Goal of the exercise: Retype the material below word for word, keeping every line as it is.

Provided records:

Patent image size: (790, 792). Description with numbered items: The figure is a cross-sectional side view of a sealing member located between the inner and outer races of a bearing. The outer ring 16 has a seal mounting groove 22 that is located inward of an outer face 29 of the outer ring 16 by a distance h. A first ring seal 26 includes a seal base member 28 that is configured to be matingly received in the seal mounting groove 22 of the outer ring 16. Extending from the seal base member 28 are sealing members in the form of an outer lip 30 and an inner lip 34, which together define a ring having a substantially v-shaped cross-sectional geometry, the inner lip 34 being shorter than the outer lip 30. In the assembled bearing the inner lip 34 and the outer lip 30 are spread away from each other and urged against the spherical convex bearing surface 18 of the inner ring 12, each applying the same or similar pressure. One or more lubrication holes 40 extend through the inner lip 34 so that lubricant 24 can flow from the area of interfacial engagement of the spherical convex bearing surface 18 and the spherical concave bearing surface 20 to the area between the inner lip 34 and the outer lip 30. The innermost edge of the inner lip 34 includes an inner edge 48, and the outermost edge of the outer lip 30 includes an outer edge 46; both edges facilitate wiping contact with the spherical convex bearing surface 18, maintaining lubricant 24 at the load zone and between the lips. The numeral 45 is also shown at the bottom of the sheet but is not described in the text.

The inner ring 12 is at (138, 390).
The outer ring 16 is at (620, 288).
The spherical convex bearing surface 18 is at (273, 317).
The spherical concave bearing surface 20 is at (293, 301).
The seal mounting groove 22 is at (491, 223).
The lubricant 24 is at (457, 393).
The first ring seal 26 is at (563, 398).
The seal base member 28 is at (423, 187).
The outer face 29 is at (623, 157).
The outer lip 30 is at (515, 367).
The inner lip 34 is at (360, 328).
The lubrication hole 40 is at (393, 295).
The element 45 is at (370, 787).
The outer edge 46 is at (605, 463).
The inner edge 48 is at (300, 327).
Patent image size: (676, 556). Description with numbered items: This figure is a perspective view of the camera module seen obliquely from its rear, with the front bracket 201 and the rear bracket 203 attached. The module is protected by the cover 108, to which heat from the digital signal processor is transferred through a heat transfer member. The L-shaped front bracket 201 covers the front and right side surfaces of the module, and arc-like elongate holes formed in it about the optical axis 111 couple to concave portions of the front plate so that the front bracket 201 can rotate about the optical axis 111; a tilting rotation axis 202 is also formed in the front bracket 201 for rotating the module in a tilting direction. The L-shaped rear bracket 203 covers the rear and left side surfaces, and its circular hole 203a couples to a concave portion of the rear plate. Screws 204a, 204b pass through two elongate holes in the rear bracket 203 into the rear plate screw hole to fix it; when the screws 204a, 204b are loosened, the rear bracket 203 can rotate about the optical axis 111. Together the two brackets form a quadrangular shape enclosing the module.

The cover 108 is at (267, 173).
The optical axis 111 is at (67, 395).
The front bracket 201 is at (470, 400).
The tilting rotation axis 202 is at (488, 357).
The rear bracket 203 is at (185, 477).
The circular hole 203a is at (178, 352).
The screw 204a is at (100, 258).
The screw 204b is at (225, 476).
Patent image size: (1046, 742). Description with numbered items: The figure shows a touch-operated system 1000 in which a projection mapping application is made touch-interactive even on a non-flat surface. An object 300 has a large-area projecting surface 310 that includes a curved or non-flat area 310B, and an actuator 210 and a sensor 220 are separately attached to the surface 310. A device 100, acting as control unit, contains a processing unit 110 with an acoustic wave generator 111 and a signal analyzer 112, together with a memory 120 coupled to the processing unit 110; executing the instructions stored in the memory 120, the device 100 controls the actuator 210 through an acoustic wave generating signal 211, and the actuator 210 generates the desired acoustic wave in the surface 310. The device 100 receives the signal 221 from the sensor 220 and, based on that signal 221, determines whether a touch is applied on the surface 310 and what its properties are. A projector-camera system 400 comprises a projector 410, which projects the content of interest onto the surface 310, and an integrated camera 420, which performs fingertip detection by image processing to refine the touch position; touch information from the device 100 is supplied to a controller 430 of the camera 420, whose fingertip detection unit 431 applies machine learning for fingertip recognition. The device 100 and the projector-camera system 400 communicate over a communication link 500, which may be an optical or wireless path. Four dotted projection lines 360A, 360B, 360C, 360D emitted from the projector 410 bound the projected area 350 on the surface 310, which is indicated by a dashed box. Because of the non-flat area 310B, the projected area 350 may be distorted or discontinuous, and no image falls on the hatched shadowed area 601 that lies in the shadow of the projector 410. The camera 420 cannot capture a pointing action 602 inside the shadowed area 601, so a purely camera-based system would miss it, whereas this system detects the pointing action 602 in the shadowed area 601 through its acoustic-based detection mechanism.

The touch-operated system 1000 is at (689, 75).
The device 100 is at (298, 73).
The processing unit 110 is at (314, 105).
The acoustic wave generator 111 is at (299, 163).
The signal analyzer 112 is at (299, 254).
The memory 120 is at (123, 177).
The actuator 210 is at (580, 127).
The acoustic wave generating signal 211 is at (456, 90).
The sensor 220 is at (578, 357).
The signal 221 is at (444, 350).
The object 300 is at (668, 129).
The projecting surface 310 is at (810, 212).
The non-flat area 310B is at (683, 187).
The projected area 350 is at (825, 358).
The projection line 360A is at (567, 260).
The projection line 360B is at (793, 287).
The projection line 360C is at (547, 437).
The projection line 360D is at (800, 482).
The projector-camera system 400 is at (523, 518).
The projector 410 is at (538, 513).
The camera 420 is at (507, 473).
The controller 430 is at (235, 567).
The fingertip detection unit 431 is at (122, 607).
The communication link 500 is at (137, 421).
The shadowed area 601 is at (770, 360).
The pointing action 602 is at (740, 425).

The reply:
Patent image size: (790, 792). Description with numbered items: The figure is a cross-sectional side view of a sealing member located between the inner and outer races of a bearing. The outer ring 16 has a seal mounting groove 22 that is located inward of an outer face 29 of the outer ring 16 by a distance h. A first ring seal 26 includes a seal base member 28 that is configured to be matingly received in the seal mounting groove 22 of the outer ring 16. Extending from the seal base member 28 are sealing members in the form of an outer lip 30 and an inner lip 34, which together define a ring having a substantially v-shaped cross-sectional geometry, the inner lip 34 being shorter than the outer lip 30. In the assembled bearing the inner lip 34 and the outer lip 30 are spread away from each other and urged against the spherical convex bearing surface 18 of the inner ring 12, each applying the same or similar pressure. One or more lubrication holes 40 extend through the inner lip 34 so that lubricant 24 can flow from the area of interfacial engagement of the spherical convex bearing surface 18 and the spherical concave bearing surface 20 to the area between the inner lip 34 and the outer lip 30. The innermost edge of the inner lip 34 includes an inner edge 48, and the outermost edge of the outer lip 30 includes an outer edge 46; both edges facilitate wiping contact with the spherical convex bearing surface 18, maintaining lubricant 24 at the load zone and between the lips. The numeral 45 is also shown at the bottom of the sheet but is not described in the text.

The inner ring 12 is at (138, 390).
The outer ring 16 is at (620, 288).
The spherical convex bearing surface 18 is at (273, 317).
The spherical concave bearing surface 20 is at (293, 301).
The seal mounting groove 22 is at (491, 223).
The lubricant 24 is at (457, 393).
The first ring seal 26 is at (563, 398).
The seal base member 28 is at (423, 187).
The outer face 29 is at (623, 157).
The outer lip 30 is at (515, 367).
The inner lip 34 is at (360, 328).
The lubrication hole 40 is at (393, 295).
The element 45 is at (370, 787).
The outer edge 46 is at (605, 463).
The inner edge 48 is at (300, 327).
Patent image size: (676, 556). Description with numbered items: This figure is a perspective view of the camera module seen obliquely from its rear, with the front bracket 201 and the rear bracket 203 attached. The module is protected by the cover 108, to which heat from the digital signal processor is transferred through a heat transfer member. The L-shaped front bracket 201 covers the front and right side surfaces of the module, and arc-like elongate holes formed in it about the optical axis 111 couple to concave portions of the front plate so that the front bracket 201 can rotate about the optical axis 111; a tilting rotation axis 202 is also formed in the front bracket 201 for rotating the module in a tilting direction. The L-shaped rear bracket 203 covers the rear and left side surfaces, and its circular hole 203a couples to a concave portion of the rear plate. Screws 204a, 204b pass through two elongate holes in the rear bracket 203 into the rear plate screw hole to fix it; when the screws 204a, 204b are loosened, the rear bracket 203 can rotate about the optical axis 111. Together the two brackets form a quadrangular shape enclosing the module.

The cover 108 is at (267, 173).
The optical axis 111 is at (67, 395).
The front bracket 201 is at (470, 400).
The tilting rotation axis 202 is at (488, 357).
The rear bracket 203 is at (185, 477).
The circular hole 203a is at (178, 352).
The screw 204a is at (100, 258).
The screw 204b is at (225, 476).
Patent image size: (1046, 742). Description with numbered items: The figure shows a touch-operated system 1000 in which a projection mapping application is made touch-interactive even on a non-flat surface. An object 300 has a large-area projecting surface 310 that includes a curved or non-flat area 310B, and an actuator 210 and a sensor 220 are separately attached to the surface 310. A device 100, acting as control unit, contains a processing unit 110 with an acoustic wave generator 111 and a signal analyzer 112, together with a memory 120 coupled to the processing unit 110; executing the instructions stored in the memory 120, the device 100 controls the actuator 210 through an acoustic wave generating signal 211, and the actuator 210 generates the desired acoustic wave in the surface 310. The device 100 receives the signal 221 from the sensor 220 and, based on that signal 221, determines whether a touch is applied on the surface 310 and what its properties are. A projector-camera system 400 comprises a projector 410, which projects the content of interest onto the surface 310, and an integrated camera 420, which performs fingertip detection by image processing to refine the touch position; touch information from the device 100 is supplied to a controller 430 of the camera 420, whose fingertip detection unit 431 applies machine learning for fingertip recognition. The device 100 and the projector-camera system 400 communicate over a communication link 500, which may be an optical or wireless path. Four dotted projection lines 360A, 360B, 360C, 360D emitted from the projector 410 bound the projected area 350 on the surface 310, which is indicated by a dashed box. Because of the non-flat area 310B, the projected area 350 may be distorted or discontinuous, and no image falls on the hatched shadowed area 601 that lies in the shadow of the projector 410. The camera 420 cannot capture a pointing action 602 inside the shadowed area 601, so a purely camera-based system would miss it, whereas this system detects the pointing action 602 in the shadowed area 601 through its acoustic-based detection mechanism.

The touch-operated system 1000 is at (689, 75).
The device 100 is at (298, 73).
The processing unit 110 is at (314, 105).
The acoustic wave generator 111 is at (299, 163).
The signal analyzer 112 is at (299, 254).
The memory 120 is at (123, 177).
The actuator 210 is at (580, 127).
The acoustic wave generating signal 211 is at (456, 90).
The sensor 220 is at (578, 357).
The signal 221 is at (444, 350).
The object 300 is at (668, 129).
The projecting surface 310 is at (810, 212).
The non-flat area 310B is at (683, 187).
The projected area 350 is at (825, 358).
The projection line 360A is at (567, 260).
The projection line 360B is at (793, 287).
The projection line 360C is at (547, 437).
The projection line 360D is at (800, 482).
The projector-camera system 400 is at (523, 518).
The projector 410 is at (538, 513).
The camera 420 is at (507, 473).
The controller 430 is at (235, 567).
The fingertip detection unit 431 is at (122, 607).
The communication link 500 is at (137, 421).
The shadowed area 601 is at (770, 360).
The pointing action 602 is at (740, 425).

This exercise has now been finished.